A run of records
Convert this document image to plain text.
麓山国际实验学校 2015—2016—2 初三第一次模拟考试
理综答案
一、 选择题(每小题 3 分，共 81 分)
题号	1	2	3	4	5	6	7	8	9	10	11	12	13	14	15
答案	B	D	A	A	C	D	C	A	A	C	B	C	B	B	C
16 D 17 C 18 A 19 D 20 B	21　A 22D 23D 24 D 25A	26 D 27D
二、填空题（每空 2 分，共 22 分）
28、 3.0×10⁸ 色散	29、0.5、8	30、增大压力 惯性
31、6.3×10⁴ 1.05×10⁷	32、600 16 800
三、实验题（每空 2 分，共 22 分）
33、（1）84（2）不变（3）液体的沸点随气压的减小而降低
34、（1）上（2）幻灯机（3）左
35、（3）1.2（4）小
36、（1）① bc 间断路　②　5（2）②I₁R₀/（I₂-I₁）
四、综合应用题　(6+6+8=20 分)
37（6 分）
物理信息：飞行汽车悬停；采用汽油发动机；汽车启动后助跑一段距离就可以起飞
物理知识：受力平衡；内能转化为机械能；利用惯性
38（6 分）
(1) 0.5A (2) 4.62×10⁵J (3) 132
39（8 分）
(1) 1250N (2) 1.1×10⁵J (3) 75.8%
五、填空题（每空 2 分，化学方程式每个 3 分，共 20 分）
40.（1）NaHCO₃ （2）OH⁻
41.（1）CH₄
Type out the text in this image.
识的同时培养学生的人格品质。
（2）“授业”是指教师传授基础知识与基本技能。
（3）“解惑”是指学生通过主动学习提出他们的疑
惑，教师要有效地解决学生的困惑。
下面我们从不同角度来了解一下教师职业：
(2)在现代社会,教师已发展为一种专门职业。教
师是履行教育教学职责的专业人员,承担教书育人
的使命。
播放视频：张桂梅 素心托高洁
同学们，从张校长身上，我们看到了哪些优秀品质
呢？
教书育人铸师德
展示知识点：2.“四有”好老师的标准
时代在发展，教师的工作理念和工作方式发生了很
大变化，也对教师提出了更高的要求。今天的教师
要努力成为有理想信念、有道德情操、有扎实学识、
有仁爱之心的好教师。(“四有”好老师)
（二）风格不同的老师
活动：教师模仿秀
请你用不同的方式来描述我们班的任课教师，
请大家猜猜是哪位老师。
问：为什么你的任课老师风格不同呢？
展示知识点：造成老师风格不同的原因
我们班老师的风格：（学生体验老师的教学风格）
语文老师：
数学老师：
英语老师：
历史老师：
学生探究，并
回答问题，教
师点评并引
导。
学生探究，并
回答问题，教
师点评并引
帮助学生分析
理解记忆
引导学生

WORK REQUIRED →
Write out every entry again, keeping each line exactly the same.

IN RESPONSE →
Convert this document image to plain text.
麓山国际实验学校 2015—2016—2 初三第一次模拟考试
理综答案
一、 选择题(每小题 3 分，共 81 分)
题号	1	2	3	4	5	6	7	8	9	10	11	12	13	14	15
答案	B	D	A	A	C	D	C	A	A	C	B	C	B	B	C
16 D 17 C 18 A 19 D 20 B	21　A 22D 23D 24 D 25A	26 D 27D
二、填空题（每空 2 分，共 22 分）
28、 3.0×10⁸ 色散	29、0.5、8	30、增大压力 惯性
31、6.3×10⁴ 1.05×10⁷	32、600 16 800
三、实验题（每空 2 分，共 22 分）
33、（1）84（2）不变（3）液体的沸点随气压的减小而降低
34、（1）上（2）幻灯机（3）左
35、（3）1.2（4）小
36、（1）① bc 间断路　②　5（2）②I₁R₀/（I₂-I₁）
四、综合应用题　(6+6+8=20 分)
37（6 分）
物理信息：飞行汽车悬停；采用汽油发动机；汽车启动后助跑一段距离就可以起飞
物理知识：受力平衡；内能转化为机械能；利用惯性
38（6 分）
(1) 0.5A (2) 4.62×10⁵J (3) 132
39（8 分）
(1) 1250N (2) 1.1×10⁵J (3) 75.8%
五、填空题（每空 2 分，化学方程式每个 3 分，共 20 分）
40.（1）NaHCO₃ （2）OH⁻
41.（1）CH₄
Type out the text in this image.
识的同时培养学生的人格品质。
（2）“授业”是指教师传授基础知识与基本技能。
（3）“解惑”是指学生通过主动学习提出他们的疑
惑，教师要有效地解决学生的困惑。
下面我们从不同角度来了解一下教师职业：
(2)在现代社会,教师已发展为一种专门职业。教
师是履行教育教学职责的专业人员,承担教书育人
的使命。
播放视频：张桂梅 素心托高洁
同学们，从张校长身上，我们看到了哪些优秀品质
呢？
教书育人铸师德
展示知识点：2.“四有”好老师的标准
时代在发展，教师的工作理念和工作方式发生了很
大变化，也对教师提出了更高的要求。今天的教师
要努力成为有理想信念、有道德情操、有扎实学识、
有仁爱之心的好教师。(“四有”好老师)
（二）风格不同的老师
活动：教师模仿秀
请你用不同的方式来描述我们班的任课教师，
请大家猜猜是哪位老师。
问：为什么你的任课老师风格不同呢？
展示知识点：造成老师风格不同的原因
我们班老师的风格：（学生体验老师的教学风格）
语文老师：
数学老师：
英语老师：
历史老师：
学生探究，并
回答问题，教
师点评并引
导。
学生探究，并
回答问题，教
师点评并引
帮助学生分析
理解记忆
引导学生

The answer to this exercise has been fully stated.